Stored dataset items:
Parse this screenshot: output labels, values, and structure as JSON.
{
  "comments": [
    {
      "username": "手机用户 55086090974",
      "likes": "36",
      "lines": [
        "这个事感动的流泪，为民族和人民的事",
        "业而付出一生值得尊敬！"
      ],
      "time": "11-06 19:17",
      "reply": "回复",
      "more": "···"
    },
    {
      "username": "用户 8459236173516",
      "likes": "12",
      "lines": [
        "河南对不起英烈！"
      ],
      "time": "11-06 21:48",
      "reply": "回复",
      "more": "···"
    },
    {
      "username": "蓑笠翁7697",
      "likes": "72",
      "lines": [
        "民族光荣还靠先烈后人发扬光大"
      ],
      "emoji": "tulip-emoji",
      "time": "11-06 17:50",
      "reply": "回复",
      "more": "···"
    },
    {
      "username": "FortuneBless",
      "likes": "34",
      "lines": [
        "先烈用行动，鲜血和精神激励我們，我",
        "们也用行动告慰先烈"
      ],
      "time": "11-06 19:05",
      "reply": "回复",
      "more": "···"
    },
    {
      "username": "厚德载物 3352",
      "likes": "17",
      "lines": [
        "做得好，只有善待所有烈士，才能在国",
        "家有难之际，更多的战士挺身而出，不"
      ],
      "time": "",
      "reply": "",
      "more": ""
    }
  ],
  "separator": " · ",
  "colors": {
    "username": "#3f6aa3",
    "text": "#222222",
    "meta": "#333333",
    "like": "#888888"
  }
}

* Task brief *
Pull out the lines above in which the word "likes" appears.

* Answer to the problem *
      "likes": "36",
      "likes": "12",
      "likes": "72",
      "likes": "34",
      "likes": "17",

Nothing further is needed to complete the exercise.